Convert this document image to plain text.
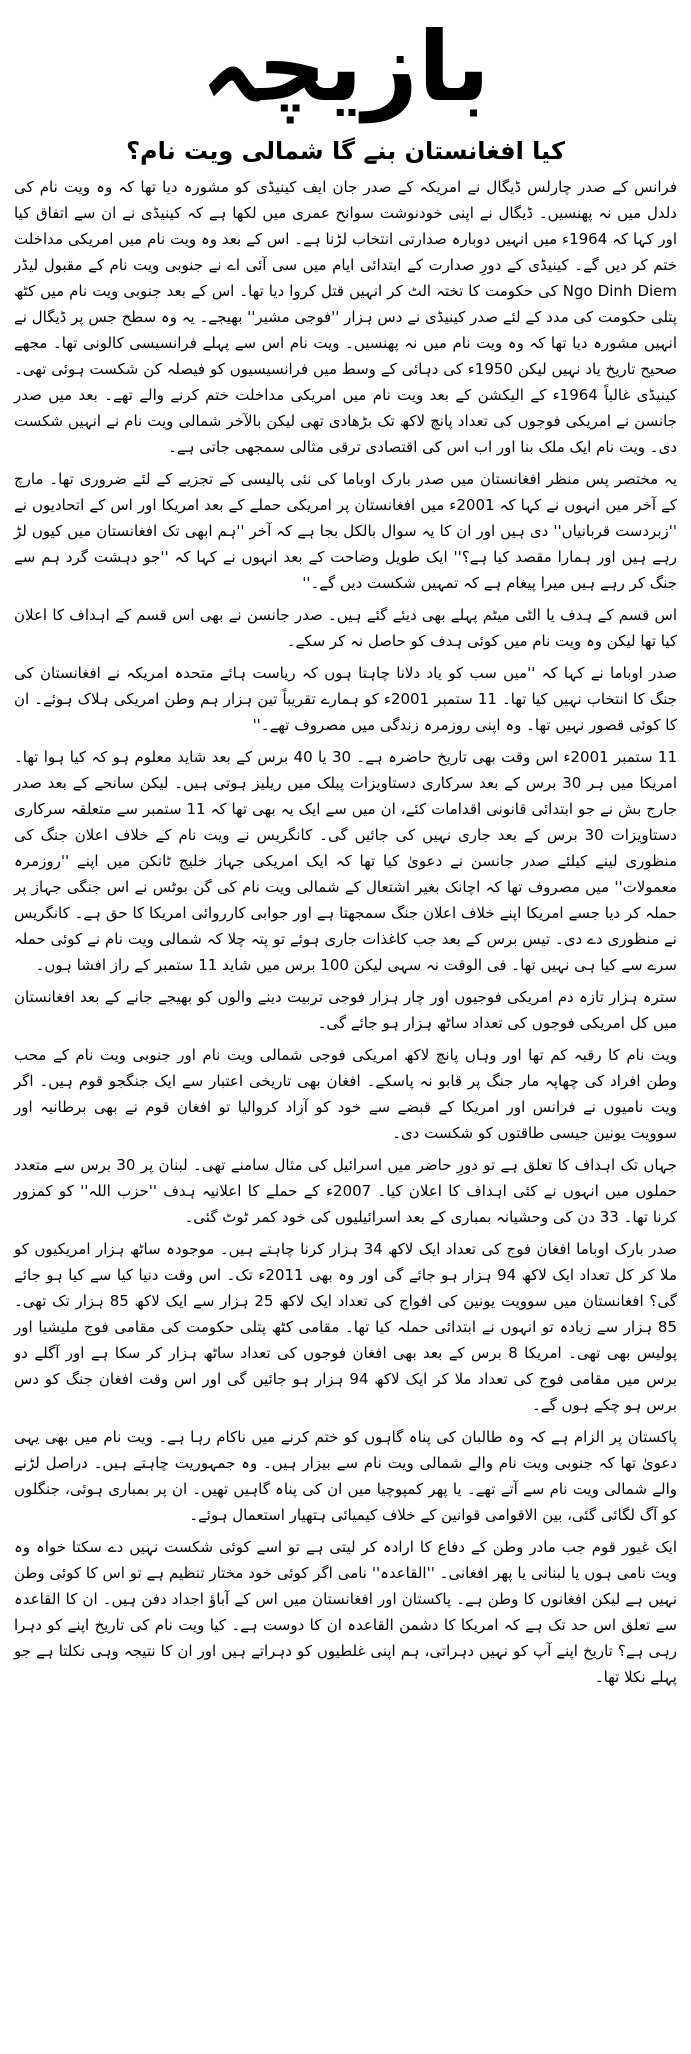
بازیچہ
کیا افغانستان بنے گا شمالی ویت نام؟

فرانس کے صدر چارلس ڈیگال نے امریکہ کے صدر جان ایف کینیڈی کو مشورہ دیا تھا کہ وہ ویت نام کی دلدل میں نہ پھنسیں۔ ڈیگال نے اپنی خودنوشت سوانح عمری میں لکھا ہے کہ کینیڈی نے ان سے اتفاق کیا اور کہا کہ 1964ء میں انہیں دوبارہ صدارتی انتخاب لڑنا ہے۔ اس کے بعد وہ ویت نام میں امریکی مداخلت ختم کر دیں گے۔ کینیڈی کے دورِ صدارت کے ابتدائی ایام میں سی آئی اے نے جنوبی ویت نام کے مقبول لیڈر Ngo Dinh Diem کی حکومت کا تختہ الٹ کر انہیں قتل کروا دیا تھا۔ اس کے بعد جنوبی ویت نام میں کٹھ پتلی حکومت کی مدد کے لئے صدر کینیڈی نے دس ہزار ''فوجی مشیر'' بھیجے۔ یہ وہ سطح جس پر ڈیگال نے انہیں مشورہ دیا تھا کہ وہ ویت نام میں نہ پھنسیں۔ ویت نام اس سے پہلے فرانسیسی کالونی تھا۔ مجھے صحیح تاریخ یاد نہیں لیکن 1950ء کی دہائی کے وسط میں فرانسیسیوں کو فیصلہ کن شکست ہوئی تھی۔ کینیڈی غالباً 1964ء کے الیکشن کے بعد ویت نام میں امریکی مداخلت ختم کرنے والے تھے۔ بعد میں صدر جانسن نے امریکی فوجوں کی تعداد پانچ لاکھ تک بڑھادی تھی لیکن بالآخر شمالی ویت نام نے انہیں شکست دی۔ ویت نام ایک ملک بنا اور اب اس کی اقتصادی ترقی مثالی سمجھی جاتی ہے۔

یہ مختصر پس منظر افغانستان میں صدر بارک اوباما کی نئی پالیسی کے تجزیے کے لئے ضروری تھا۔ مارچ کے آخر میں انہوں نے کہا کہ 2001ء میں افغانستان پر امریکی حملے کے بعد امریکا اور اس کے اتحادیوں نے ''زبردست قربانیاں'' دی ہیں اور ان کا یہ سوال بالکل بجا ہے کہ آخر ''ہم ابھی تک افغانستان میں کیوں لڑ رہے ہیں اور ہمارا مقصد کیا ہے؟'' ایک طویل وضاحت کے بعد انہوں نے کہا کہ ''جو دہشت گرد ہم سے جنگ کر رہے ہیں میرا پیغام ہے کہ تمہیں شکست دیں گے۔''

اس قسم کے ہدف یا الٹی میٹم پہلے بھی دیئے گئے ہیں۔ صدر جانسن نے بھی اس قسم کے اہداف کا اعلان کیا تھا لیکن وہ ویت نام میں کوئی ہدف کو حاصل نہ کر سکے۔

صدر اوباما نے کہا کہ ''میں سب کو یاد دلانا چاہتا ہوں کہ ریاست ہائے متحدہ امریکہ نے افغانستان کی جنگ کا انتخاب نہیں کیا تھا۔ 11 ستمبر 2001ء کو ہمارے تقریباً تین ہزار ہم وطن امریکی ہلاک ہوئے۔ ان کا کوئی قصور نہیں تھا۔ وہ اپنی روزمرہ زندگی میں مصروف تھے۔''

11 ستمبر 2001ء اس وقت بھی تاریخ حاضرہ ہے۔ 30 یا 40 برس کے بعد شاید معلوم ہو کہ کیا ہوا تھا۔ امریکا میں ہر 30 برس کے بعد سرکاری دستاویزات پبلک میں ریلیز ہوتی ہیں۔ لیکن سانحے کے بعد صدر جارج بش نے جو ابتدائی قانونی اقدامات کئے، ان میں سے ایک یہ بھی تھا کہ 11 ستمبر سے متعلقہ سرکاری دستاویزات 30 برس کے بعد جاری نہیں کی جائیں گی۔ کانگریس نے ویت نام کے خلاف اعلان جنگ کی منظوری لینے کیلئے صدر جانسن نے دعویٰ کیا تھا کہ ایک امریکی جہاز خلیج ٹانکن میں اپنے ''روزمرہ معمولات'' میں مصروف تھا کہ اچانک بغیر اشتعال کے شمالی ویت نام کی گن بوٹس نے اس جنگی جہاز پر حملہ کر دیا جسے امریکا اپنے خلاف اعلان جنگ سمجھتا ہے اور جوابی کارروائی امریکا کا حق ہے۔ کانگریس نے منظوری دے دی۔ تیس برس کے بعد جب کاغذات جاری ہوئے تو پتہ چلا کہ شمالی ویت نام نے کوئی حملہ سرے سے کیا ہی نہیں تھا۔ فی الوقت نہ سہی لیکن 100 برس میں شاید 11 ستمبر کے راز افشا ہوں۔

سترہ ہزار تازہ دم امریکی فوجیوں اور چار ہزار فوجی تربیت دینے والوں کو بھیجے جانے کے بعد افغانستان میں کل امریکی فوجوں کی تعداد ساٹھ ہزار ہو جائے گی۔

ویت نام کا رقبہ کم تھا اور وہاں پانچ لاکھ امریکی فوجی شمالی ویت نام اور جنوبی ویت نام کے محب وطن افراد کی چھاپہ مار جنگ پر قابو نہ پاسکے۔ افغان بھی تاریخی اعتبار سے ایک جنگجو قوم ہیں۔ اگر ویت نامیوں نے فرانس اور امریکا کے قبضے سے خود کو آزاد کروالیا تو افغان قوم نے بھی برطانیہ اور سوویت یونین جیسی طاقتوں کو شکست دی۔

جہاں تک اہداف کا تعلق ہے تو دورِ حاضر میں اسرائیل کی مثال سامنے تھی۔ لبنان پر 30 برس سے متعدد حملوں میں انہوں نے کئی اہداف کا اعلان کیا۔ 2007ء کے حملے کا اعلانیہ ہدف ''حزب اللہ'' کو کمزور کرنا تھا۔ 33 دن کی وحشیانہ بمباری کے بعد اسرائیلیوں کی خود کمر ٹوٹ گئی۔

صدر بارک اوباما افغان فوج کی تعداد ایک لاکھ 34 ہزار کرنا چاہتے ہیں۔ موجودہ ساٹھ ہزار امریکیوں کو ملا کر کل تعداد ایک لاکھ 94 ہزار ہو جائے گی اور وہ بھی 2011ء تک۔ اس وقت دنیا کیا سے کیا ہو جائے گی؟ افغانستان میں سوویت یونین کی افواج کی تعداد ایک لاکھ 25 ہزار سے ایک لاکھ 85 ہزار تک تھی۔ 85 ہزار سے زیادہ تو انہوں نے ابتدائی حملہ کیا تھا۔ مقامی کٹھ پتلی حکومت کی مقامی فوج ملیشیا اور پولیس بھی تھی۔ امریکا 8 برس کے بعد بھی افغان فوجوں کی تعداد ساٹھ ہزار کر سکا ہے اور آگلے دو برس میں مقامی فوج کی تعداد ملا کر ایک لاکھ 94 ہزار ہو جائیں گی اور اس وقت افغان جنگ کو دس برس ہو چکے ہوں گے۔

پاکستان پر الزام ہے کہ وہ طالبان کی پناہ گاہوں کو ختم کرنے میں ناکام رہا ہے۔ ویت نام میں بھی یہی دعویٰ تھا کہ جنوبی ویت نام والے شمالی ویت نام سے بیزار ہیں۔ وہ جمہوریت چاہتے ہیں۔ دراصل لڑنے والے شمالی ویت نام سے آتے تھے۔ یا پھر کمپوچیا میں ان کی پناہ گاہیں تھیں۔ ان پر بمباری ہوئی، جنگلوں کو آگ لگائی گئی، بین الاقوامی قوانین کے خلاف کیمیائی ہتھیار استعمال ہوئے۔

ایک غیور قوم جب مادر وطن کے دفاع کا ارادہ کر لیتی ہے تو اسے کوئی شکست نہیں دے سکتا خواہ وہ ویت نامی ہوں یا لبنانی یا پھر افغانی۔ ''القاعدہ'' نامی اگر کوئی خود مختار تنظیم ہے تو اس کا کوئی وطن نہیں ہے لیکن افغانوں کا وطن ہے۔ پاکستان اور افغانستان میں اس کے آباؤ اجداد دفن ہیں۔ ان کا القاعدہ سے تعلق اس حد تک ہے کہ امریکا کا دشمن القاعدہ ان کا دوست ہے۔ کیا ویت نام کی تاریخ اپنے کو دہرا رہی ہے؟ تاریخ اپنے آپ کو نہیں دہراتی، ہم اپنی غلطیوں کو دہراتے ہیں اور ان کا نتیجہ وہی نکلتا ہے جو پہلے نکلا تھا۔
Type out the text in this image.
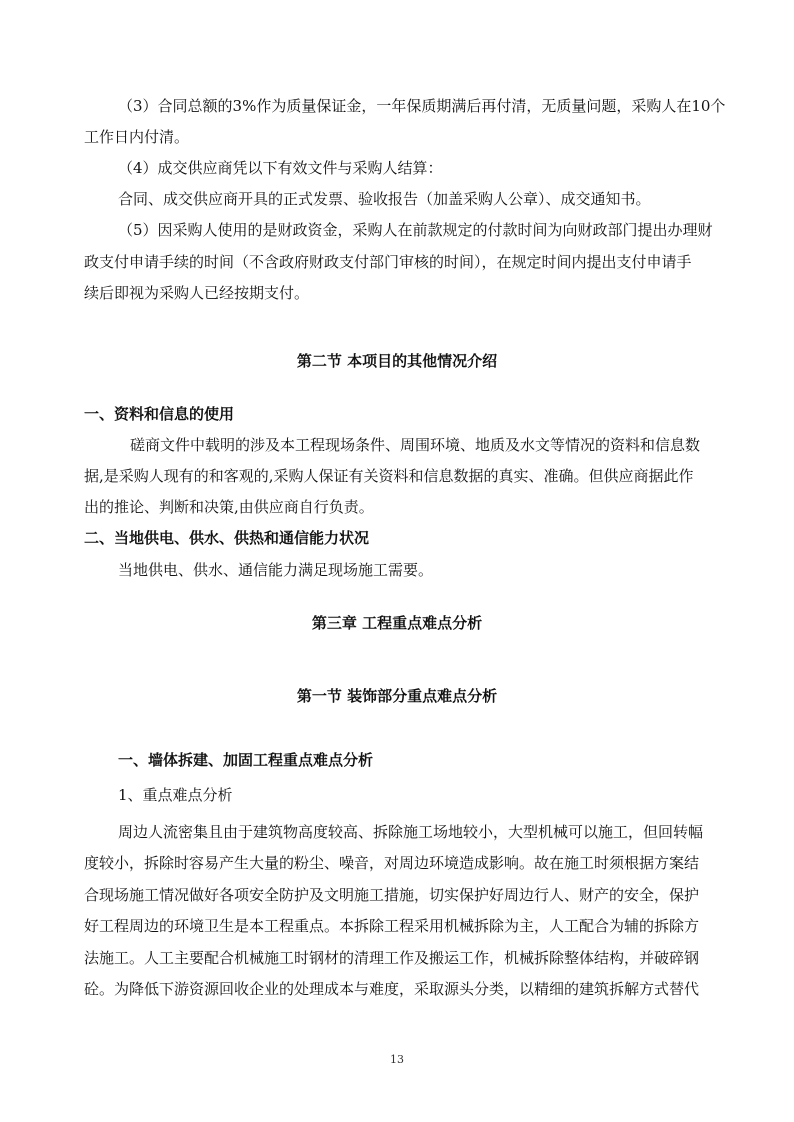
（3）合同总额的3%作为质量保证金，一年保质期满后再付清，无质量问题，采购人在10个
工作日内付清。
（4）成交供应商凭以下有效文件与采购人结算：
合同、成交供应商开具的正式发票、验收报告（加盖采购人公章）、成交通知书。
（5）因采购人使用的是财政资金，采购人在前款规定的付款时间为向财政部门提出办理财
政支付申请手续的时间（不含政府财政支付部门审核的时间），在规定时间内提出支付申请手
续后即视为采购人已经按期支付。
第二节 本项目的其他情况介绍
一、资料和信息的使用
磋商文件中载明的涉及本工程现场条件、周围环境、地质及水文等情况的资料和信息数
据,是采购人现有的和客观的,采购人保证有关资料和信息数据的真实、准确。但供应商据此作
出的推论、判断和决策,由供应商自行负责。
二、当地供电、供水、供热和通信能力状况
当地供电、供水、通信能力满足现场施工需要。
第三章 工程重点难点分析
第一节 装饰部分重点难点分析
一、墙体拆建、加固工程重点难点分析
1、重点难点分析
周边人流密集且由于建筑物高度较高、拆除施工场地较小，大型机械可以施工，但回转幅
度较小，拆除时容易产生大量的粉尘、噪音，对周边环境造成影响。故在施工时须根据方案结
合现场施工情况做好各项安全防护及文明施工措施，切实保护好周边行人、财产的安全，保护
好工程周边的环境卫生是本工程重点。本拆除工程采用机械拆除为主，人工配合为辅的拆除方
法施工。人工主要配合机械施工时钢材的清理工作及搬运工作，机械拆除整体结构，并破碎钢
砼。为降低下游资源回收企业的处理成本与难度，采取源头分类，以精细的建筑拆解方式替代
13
• • • • •
Each line containing the word "ساٹھ" counts once; report the total alone.

■ **Final result**
2